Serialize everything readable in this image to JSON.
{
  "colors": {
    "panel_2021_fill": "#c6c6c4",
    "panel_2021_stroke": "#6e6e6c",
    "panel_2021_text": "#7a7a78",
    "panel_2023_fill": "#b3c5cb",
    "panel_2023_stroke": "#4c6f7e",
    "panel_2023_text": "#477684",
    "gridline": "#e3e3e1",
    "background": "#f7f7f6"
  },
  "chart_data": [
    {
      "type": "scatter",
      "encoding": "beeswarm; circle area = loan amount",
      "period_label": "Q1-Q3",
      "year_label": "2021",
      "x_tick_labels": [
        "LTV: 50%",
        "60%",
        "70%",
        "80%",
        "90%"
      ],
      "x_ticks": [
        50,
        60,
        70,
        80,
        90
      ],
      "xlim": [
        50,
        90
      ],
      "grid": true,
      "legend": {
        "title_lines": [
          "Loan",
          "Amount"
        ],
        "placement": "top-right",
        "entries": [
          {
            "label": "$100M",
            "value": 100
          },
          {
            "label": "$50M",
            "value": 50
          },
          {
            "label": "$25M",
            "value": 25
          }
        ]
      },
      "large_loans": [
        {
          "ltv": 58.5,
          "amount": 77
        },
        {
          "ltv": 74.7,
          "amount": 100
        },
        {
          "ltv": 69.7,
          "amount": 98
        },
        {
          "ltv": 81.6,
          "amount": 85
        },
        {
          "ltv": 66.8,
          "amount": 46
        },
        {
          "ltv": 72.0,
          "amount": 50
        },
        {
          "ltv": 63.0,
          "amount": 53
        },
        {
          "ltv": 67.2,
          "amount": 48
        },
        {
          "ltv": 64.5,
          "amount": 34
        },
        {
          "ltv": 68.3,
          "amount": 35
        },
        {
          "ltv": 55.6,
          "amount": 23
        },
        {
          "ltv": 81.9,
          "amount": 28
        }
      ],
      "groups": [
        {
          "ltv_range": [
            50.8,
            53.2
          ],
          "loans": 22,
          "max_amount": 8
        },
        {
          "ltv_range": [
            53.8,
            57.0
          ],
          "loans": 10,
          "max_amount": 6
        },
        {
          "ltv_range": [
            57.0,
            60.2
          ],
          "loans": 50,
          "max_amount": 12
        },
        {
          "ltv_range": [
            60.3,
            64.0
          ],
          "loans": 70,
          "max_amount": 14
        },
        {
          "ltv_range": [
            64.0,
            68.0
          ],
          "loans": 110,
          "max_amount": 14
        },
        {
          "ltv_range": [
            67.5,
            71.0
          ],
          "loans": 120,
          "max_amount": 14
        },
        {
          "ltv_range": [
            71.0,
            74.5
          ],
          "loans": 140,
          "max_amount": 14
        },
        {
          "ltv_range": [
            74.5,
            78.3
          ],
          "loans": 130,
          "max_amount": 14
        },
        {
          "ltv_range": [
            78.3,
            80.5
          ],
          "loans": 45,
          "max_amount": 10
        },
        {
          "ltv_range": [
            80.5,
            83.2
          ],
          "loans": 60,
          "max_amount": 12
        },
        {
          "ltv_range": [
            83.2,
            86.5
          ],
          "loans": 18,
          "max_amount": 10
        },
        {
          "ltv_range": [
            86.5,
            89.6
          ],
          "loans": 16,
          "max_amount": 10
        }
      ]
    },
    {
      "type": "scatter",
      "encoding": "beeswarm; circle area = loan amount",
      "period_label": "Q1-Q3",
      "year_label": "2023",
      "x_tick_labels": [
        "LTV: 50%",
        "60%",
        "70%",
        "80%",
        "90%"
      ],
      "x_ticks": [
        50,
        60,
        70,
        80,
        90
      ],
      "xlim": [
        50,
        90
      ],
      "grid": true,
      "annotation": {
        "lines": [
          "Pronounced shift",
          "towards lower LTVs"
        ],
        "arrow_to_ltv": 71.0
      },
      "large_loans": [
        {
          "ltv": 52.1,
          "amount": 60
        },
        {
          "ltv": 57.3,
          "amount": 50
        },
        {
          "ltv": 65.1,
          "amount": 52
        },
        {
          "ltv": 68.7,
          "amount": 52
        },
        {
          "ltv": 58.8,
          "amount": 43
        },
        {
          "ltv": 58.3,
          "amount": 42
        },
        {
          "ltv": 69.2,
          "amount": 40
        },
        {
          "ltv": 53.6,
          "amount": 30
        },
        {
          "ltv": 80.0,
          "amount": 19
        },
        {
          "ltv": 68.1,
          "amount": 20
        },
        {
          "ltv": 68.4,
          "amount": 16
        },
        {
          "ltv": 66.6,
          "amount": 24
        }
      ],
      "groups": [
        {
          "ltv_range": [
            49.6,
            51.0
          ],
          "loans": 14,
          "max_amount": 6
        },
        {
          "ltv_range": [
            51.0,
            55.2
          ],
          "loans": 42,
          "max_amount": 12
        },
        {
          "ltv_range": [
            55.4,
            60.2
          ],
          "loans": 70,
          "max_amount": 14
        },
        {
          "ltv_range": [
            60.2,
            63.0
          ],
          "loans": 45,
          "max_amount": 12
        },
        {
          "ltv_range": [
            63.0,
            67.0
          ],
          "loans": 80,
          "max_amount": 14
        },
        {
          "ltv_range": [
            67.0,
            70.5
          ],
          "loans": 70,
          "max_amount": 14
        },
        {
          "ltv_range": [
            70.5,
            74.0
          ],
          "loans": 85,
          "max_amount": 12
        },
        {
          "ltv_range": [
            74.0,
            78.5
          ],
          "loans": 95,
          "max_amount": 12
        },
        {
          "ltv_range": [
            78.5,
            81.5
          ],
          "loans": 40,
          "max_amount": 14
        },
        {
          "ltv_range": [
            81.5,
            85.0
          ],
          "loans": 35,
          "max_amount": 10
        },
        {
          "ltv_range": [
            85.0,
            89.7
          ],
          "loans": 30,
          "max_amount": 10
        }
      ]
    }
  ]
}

# # #

WHAT TO PRODUCE - Please restate the whole listing word for word.

SOLUTION TO THIS PROBLEM -
Serialize everything readable in this image to JSON.
{
  "colors": {
    "panel_2021_fill": "#c6c6c4",
    "panel_2021_stroke": "#6e6e6c",
    "panel_2021_text": "#7a7a78",
    "panel_2023_fill": "#b3c5cb",
    "panel_2023_stroke": "#4c6f7e",
    "panel_2023_text": "#477684",
    "gridline": "#e3e3e1",
    "background": "#f7f7f6"
  },
  "chart_data": [
    {
      "type": "scatter",
      "encoding": "beeswarm; circle area = loan amount",
      "period_label": "Q1-Q3",
      "year_label": "2021",
      "x_tick_labels": [
        "LTV: 50%",
        "60%",
        "70%",
        "80%",
        "90%"
      ],
      "x_ticks": [
        50,
        60,
        70,
        80,
        90
      ],
      "xlim": [
        50,
        90
      ],
      "grid": true,
      "legend": {
        "title_lines": [
          "Loan",
          "Amount"
        ],
        "placement": "top-right",
        "entries": [
          {
            "label": "$100M",
            "value": 100
          },
          {
            "label": "$50M",
            "value": 50
          },
          {
            "label": "$25M",
            "value": 25
          }
        ]
      },
      "large_loans": [
        {
          "ltv": 58.5,
          "amount": 77
        },
        {
          "ltv": 74.7,
          "amount": 100
        },
        {
          "ltv": 69.7,
          "amount": 98
        },
        {
          "ltv": 81.6,
          "amount": 85
        },
        {
          "ltv": 66.8,
          "amount": 46
        },
        {
          "ltv": 72.0,
          "amount": 50
        },
        {
          "ltv": 63.0,
          "amount": 53
        },
        {
          "ltv": 67.2,
          "amount": 48
        },
        {
          "ltv": 64.5,
          "amount": 34
        },
        {
          "ltv": 68.3,
          "amount": 35
        },
        {
          "ltv": 55.6,
          "amount": 23
        },
        {
          "ltv": 81.9,
          "amount": 28
        }
      ],
      "groups": [
        {
          "ltv_range": [
            50.8,
            53.2
          ],
          "loans": 22,
          "max_amount": 8
        },
        {
          "ltv_range": [
            53.8,
            57.0
          ],
          "loans": 10,
          "max_amount": 6
        },
        {
          "ltv_range": [
            57.0,
            60.2
          ],
          "loans": 50,
          "max_amount": 12
        },
        {
          "ltv_range": [
            60.3,
            64.0
          ],
          "loans": 70,
          "max_amount": 14
        },
        {
          "ltv_range": [
            64.0,
            68.0
          ],
          "loans": 110,
          "max_amount": 14
        },
        {
          "ltv_range": [
            67.5,
            71.0
          ],
          "loans": 120,
          "max_amount": 14
        },
        {
          "ltv_range": [
            71.0,
            74.5
          ],
          "loans": 140,
          "max_amount": 14
        },
        {
          "ltv_range": [
            74.5,
            78.3
          ],
          "loans": 130,
          "max_amount": 14
        },
        {
          "ltv_range": [
            78.3,
            80.5
          ],
          "loans": 45,
          "max_amount": 10
        },
        {
          "ltv_range": [
            80.5,
            83.2
          ],
          "loans": 60,
          "max_amount": 12
        },
        {
          "ltv_range": [
            83.2,
            86.5
          ],
          "loans": 18,
          "max_amount": 10
        },
        {
          "ltv_range": [
            86.5,
            89.6
          ],
          "loans": 16,
          "max_amount": 10
        }
      ]
    },
    {
      "type": "scatter",
      "encoding": "beeswarm; circle area = loan amount",
      "period_label": "Q1-Q3",
      "year_label": "2023",
      "x_tick_labels": [
        "LTV: 50%",
        "60%",
        "70%",
        "80%",
        "90%"
      ],
      "x_ticks": [
        50,
        60,
        70,
        80,
        90
      ],
      "xlim": [
        50,
        90
      ],
      "grid": true,
      "annotation": {
        "lines": [
          "Pronounced shift",
          "towards lower LTVs"
        ],
        "arrow_to_ltv": 71.0
      },
      "large_loans": [
        {
          "ltv": 52.1,
          "amount": 60
        },
        {
          "ltv": 57.3,
          "amount": 50
        },
        {
          "ltv": 65.1,
          "amount": 52
        },
        {
          "ltv": 68.7,
          "amount": 52
        },
        {
          "ltv": 58.8,
          "amount": 43
        },
        {
          "ltv": 58.3,
          "amount": 42
        },
        {
          "ltv": 69.2,
          "amount": 40
        },
        {
          "ltv": 53.6,
          "amount": 30
        },
        {
          "ltv": 80.0,
          "amount": 19
        },
        {
          "ltv": 68.1,
          "amount": 20
        },
        {
          "ltv": 68.4,
          "amount": 16
        },
        {
          "ltv": 66.6,
          "amount": 24
        }
      ],
      "groups": [
        {
          "ltv_range": [
            49.6,
            51.0
          ],
          "loans": 14,
          "max_amount": 6
        },
        {
          "ltv_range": [
            51.0,
            55.2
          ],
          "loans": 42,
          "max_amount": 12
        },
        {
          "ltv_range": [
            55.4,
            60.2
          ],
          "loans": 70,
          "max_amount": 14
        },
        {
          "ltv_range": [
            60.2,
            63.0
          ],
          "loans": 45,
          "max_amount": 12
        },
        {
          "ltv_range": [
            63.0,
            67.0
          ],
          "loans": 80,
          "max_amount": 14
        },
        {
          "ltv_range": [
            67.0,
            70.5
          ],
          "loans": 70,
          "max_amount": 14
        },
        {
          "ltv_range": [
            70.5,
            74.0
          ],
          "loans": 85,
          "max_amount": 12
        },
        {
          "ltv_range": [
            74.0,
            78.5
          ],
          "loans": 95,
          "max_amount": 12
        },
        {
          "ltv_range": [
            78.5,
            81.5
          ],
          "loans": 40,
          "max_amount": 14
        },
        {
          "ltv_range": [
            81.5,
            85.0
          ],
          "loans": 35,
          "max_amount": 10
        },
        {
          "ltv_range": [
            85.0,
            89.7
          ],
          "loans": 30,
          "max_amount": 10
        }
      ]
    }
  ]
}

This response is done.